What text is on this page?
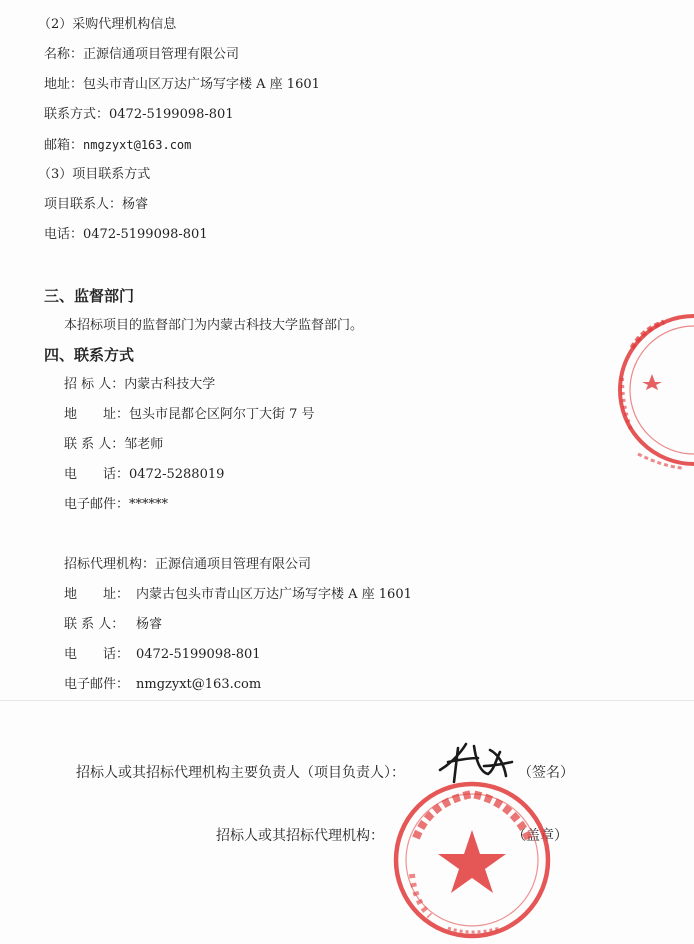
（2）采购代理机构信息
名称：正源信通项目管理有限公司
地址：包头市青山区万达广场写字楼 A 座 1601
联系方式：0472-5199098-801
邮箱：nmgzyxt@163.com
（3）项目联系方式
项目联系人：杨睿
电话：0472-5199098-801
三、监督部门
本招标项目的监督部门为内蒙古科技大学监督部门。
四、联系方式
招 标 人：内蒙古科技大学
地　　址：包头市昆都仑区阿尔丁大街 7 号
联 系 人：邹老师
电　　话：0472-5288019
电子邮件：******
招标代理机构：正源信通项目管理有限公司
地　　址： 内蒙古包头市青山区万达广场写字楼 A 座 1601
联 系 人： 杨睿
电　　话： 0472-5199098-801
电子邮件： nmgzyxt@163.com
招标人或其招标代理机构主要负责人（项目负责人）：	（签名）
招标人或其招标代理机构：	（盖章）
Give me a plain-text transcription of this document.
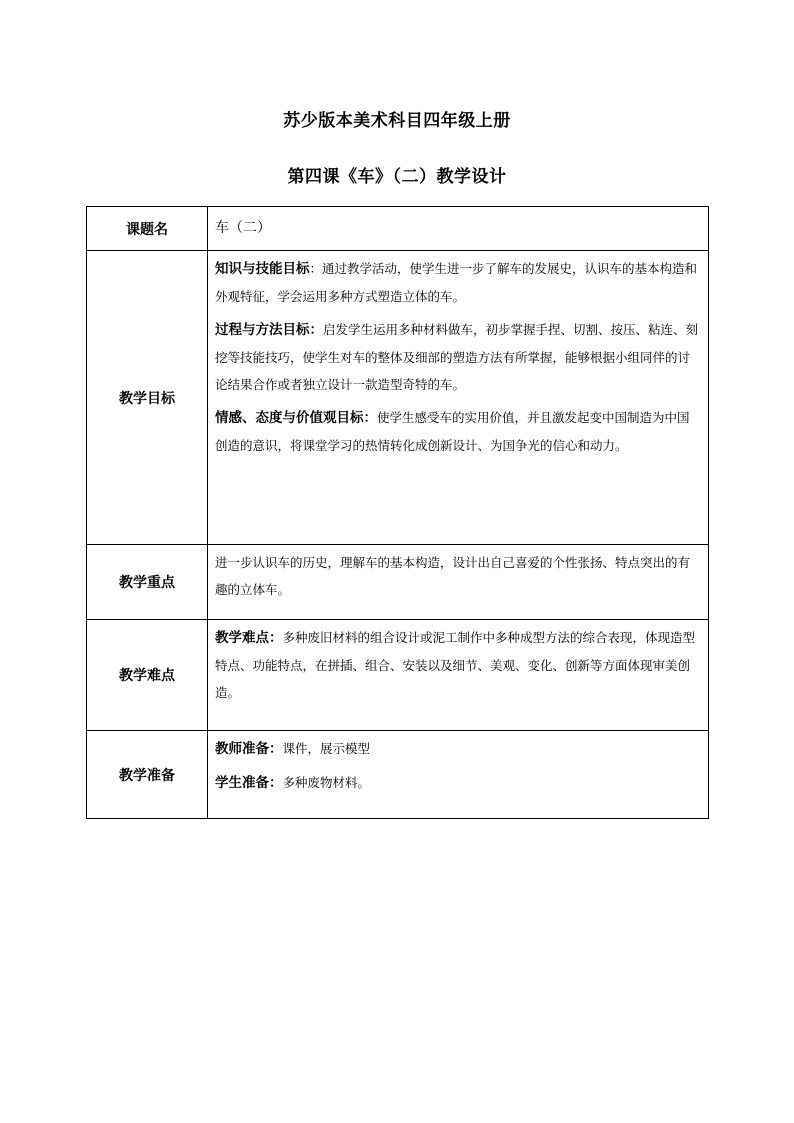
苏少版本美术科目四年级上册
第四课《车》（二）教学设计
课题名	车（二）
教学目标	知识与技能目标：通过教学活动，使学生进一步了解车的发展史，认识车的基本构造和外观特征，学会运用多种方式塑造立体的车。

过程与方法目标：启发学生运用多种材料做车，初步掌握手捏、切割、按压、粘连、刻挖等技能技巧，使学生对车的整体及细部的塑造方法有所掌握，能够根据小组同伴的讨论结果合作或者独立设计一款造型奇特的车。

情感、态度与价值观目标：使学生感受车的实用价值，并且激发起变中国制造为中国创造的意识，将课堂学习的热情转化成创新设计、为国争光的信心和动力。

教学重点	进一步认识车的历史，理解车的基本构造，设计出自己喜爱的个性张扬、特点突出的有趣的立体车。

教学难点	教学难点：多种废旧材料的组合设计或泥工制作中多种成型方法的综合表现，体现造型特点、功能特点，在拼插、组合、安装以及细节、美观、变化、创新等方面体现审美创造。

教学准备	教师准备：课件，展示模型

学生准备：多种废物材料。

━━━━━━

What to do >>
Reproduce the listing above exactly, excluding all pictures.

The reply >>
What text is on this page?
（2）采购代理机构信息
名称：正源信通项目管理有限公司
地址：包头市青山区万达广场写字楼 A 座 1601
联系方式：0472-5199098-801
邮箱：nmgzyxt@163.com
（3）项目联系方式
项目联系人：杨睿
电话：0472-5199098-801
三、监督部门
本招标项目的监督部门为内蒙古科技大学监督部门。
四、联系方式
招 标 人：内蒙古科技大学
地　　址：包头市昆都仑区阿尔丁大街 7 号
联 系 人：邹老师
电　　话：0472-5288019
电子邮件：******
招标代理机构：正源信通项目管理有限公司
地　　址： 内蒙古包头市青山区万达广场写字楼 A 座 1601
联 系 人： 杨睿
电　　话： 0472-5199098-801
电子邮件： nmgzyxt@163.com
招标人或其招标代理机构主要负责人（项目负责人）：	（签名）
招标人或其招标代理机构：	（盖章）
Give me a plain-text transcription of this document.
苏少版本美术科目四年级上册
第四课《车》（二）教学设计
课题名	车（二）
教学目标	知识与技能目标：通过教学活动，使学生进一步了解车的发展史，认识车的基本构造和外观特征，学会运用多种方式塑造立体的车。

过程与方法目标：启发学生运用多种材料做车，初步掌握手捏、切割、按压、粘连、刻挖等技能技巧，使学生对车的整体及细部的塑造方法有所掌握，能够根据小组同伴的讨论结果合作或者独立设计一款造型奇特的车。

情感、态度与价值观目标：使学生感受车的实用价值，并且激发起变中国制造为中国创造的意识，将课堂学习的热情转化成创新设计、为国争光的信心和动力。

教学重点	进一步认识车的历史，理解车的基本构造，设计出自己喜爱的个性张扬、特点突出的有趣的立体车。

教学难点	教学难点：多种废旧材料的组合设计或泥工制作中多种成型方法的综合表现，体现造型特点、功能特点，在拼插、组合、安装以及细节、美观、变化、创新等方面体现审美创造。

教学准备	教师准备：课件，展示模型

学生准备：多种废物材料。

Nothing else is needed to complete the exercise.